Start of INPUT FOR THIS TASK

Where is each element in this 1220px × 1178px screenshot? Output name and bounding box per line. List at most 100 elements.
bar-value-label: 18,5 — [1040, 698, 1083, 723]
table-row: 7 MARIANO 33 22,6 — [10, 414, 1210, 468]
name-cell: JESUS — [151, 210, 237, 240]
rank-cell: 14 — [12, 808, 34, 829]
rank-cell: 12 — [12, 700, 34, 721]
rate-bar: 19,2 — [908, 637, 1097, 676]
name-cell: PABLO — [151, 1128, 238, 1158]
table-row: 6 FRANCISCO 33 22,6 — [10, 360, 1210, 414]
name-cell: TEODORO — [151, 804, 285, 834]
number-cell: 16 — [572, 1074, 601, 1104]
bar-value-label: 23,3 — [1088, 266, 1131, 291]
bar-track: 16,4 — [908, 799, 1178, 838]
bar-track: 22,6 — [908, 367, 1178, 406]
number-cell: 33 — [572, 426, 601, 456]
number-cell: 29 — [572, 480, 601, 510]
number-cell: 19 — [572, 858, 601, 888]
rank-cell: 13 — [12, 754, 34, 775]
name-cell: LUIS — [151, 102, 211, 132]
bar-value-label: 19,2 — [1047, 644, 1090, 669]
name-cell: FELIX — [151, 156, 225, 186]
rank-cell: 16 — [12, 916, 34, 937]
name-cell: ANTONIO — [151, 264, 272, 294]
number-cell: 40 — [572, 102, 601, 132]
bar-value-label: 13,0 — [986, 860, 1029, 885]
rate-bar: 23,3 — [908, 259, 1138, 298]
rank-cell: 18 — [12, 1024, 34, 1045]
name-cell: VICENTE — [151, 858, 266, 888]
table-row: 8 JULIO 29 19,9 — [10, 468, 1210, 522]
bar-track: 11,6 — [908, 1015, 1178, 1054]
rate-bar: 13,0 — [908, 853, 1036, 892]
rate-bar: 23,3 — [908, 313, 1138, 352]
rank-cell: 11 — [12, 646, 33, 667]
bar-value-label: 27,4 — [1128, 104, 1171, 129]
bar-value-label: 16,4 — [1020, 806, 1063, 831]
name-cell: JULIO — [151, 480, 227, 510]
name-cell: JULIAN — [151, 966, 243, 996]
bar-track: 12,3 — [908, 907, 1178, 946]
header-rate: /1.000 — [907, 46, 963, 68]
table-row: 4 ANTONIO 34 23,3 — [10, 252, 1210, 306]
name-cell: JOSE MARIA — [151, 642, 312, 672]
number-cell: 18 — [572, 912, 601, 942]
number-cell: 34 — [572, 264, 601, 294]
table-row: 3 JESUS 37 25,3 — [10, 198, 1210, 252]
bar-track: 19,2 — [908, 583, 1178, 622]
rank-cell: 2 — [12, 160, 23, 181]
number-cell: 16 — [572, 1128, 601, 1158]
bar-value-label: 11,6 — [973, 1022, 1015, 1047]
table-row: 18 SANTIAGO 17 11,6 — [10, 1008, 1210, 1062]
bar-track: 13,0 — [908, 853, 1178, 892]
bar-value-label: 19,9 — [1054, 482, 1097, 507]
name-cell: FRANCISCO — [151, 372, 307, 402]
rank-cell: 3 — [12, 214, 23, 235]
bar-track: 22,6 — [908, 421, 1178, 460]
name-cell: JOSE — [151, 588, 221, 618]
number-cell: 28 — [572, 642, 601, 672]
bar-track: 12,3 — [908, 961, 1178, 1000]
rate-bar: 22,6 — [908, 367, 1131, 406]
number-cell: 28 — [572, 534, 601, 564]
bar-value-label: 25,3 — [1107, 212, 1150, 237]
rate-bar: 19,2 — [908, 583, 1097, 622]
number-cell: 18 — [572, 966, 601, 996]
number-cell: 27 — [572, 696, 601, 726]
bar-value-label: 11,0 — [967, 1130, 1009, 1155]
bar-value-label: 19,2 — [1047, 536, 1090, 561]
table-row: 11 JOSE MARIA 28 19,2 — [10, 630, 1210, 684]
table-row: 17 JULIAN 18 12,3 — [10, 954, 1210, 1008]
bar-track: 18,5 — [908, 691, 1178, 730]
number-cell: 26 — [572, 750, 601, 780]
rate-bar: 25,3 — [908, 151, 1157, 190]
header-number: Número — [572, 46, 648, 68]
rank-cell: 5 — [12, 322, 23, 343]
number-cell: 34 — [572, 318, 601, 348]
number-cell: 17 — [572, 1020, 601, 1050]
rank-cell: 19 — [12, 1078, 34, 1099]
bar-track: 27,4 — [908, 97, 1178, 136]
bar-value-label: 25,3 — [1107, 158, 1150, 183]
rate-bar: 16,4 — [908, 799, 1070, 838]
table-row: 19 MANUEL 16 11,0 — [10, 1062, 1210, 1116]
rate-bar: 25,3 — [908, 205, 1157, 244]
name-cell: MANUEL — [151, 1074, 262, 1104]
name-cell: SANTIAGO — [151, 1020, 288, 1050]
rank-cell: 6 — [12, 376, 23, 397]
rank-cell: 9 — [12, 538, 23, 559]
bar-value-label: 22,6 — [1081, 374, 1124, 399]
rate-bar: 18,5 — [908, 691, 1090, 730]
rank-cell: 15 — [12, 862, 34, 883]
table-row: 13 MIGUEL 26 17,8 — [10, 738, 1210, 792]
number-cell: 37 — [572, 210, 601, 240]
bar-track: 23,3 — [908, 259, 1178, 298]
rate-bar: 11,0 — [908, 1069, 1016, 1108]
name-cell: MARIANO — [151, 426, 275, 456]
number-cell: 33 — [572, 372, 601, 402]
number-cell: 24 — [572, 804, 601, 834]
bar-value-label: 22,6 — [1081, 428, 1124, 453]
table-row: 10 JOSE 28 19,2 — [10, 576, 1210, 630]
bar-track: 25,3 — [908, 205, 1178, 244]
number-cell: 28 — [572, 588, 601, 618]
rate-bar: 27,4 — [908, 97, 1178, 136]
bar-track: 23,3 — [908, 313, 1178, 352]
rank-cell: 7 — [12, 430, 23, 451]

End of INPUT FOR THIS TASK

TASK STATEMENT:
Extract every line of each entry above, reproducing each one verbatim with no edits.

ANSWER TO THIS PROBLEM:
Where is each element in this 1220px × 1178px screenshot? Output name and bounding box per line. List at most 100 elements.
bar-value-label: 18,5 — [1040, 698, 1083, 723]
table-row: 7 MARIANO 33 22,6 — [10, 414, 1210, 468]
name-cell: JESUS — [151, 210, 237, 240]
rank-cell: 14 — [12, 808, 34, 829]
rank-cell: 12 — [12, 700, 34, 721]
rate-bar: 19,2 — [908, 637, 1097, 676]
name-cell: PABLO — [151, 1128, 238, 1158]
table-row: 6 FRANCISCO 33 22,6 — [10, 360, 1210, 414]
name-cell: TEODORO — [151, 804, 285, 834]
number-cell: 16 — [572, 1074, 601, 1104]
bar-value-label: 23,3 — [1088, 266, 1131, 291]
bar-track: 16,4 — [908, 799, 1178, 838]
bar-track: 22,6 — [908, 367, 1178, 406]
number-cell: 33 — [572, 426, 601, 456]
number-cell: 29 — [572, 480, 601, 510]
number-cell: 19 — [572, 858, 601, 888]
rank-cell: 13 — [12, 754, 34, 775]
name-cell: LUIS — [151, 102, 211, 132]
bar-value-label: 19,2 — [1047, 644, 1090, 669]
name-cell: FELIX — [151, 156, 225, 186]
rank-cell: 16 — [12, 916, 34, 937]
name-cell: ANTONIO — [151, 264, 272, 294]
number-cell: 40 — [572, 102, 601, 132]
bar-value-label: 13,0 — [986, 860, 1029, 885]
rate-bar: 23,3 — [908, 259, 1138, 298]
rank-cell: 18 — [12, 1024, 34, 1045]
name-cell: VICENTE — [151, 858, 266, 888]
table-row: 8 JULIO 29 19,9 — [10, 468, 1210, 522]
bar-track: 11,6 — [908, 1015, 1178, 1054]
rate-bar: 13,0 — [908, 853, 1036, 892]
rate-bar: 23,3 — [908, 313, 1138, 352]
rank-cell: 11 — [12, 646, 33, 667]
bar-value-label: 27,4 — [1128, 104, 1171, 129]
bar-value-label: 16,4 — [1020, 806, 1063, 831]
name-cell: JULIO — [151, 480, 227, 510]
name-cell: JULIAN — [151, 966, 243, 996]
bar-track: 12,3 — [908, 907, 1178, 946]
header-rate: /1.000 — [907, 46, 963, 68]
table-row: 4 ANTONIO 34 23,3 — [10, 252, 1210, 306]
name-cell: JOSE MARIA — [151, 642, 312, 672]
number-cell: 18 — [572, 912, 601, 942]
number-cell: 34 — [572, 264, 601, 294]
table-row: 3 JESUS 37 25,3 — [10, 198, 1210, 252]
bar-track: 19,2 — [908, 583, 1178, 622]
rank-cell: 2 — [12, 160, 23, 181]
number-cell: 16 — [572, 1128, 601, 1158]
bar-value-label: 11,6 — [973, 1022, 1015, 1047]
table-row: 18 SANTIAGO 17 11,6 — [10, 1008, 1210, 1062]
bar-track: 13,0 — [908, 853, 1178, 892]
bar-value-label: 19,9 — [1054, 482, 1097, 507]
name-cell: FRANCISCO — [151, 372, 307, 402]
rank-cell: 3 — [12, 214, 23, 235]
bar-track: 22,6 — [908, 421, 1178, 460]
name-cell: JOSE — [151, 588, 221, 618]
number-cell: 28 — [572, 642, 601, 672]
bar-track: 12,3 — [908, 961, 1178, 1000]
rate-bar: 22,6 — [908, 367, 1131, 406]
number-cell: 28 — [572, 534, 601, 564]
bar-value-label: 25,3 — [1107, 212, 1150, 237]
rate-bar: 19,2 — [908, 583, 1097, 622]
number-cell: 18 — [572, 966, 601, 996]
number-cell: 27 — [572, 696, 601, 726]
bar-value-label: 11,0 — [967, 1130, 1009, 1155]
bar-value-label: 19,2 — [1047, 536, 1090, 561]
table-row: 11 JOSE MARIA 28 19,2 — [10, 630, 1210, 684]
table-row: 17 JULIAN 18 12,3 — [10, 954, 1210, 1008]
bar-track: 18,5 — [908, 691, 1178, 730]
number-cell: 26 — [572, 750, 601, 780]
rate-bar: 25,3 — [908, 151, 1157, 190]
header-number: Número — [572, 46, 648, 68]
rank-cell: 5 — [12, 322, 23, 343]
number-cell: 34 — [572, 318, 601, 348]
number-cell: 17 — [572, 1020, 601, 1050]
rank-cell: 19 — [12, 1078, 34, 1099]
bar-track: 27,4 — [908, 97, 1178, 136]
bar-value-label: 25,3 — [1107, 158, 1150, 183]
rate-bar: 16,4 — [908, 799, 1070, 838]
table-row: 19 MANUEL 16 11,0 — [10, 1062, 1210, 1116]
rate-bar: 25,3 — [908, 205, 1157, 244]
name-cell: MANUEL — [151, 1074, 262, 1104]
name-cell: SANTIAGO — [151, 1020, 288, 1050]
rank-cell: 6 — [12, 376, 23, 397]
rank-cell: 9 — [12, 538, 23, 559]
bar-value-label: 22,6 — [1081, 374, 1124, 399]
rate-bar: 18,5 — [908, 691, 1090, 730]
rank-cell: 15 — [12, 862, 34, 883]
table-row: 13 MIGUEL 26 17,8 — [10, 738, 1210, 792]
number-cell: 37 — [572, 210, 601, 240]
bar-track: 23,3 — [908, 259, 1178, 298]
rate-bar: 11,0 — [908, 1069, 1016, 1108]
name-cell: MARIANO — [151, 426, 275, 456]
number-cell: 33 — [572, 372, 601, 402]
number-cell: 24 — [572, 804, 601, 834]
bar-value-label: 22,6 — [1081, 428, 1124, 453]
table-row: 10 JOSE 28 19,2 — [10, 576, 1210, 630]
bar-track: 25,3 — [908, 205, 1178, 244]
number-cell: 28 — [572, 588, 601, 618]
rate-bar: 27,4 — [908, 97, 1178, 136]
bar-track: 23,3 — [908, 313, 1178, 352]
rank-cell: 7 — [12, 430, 23, 451]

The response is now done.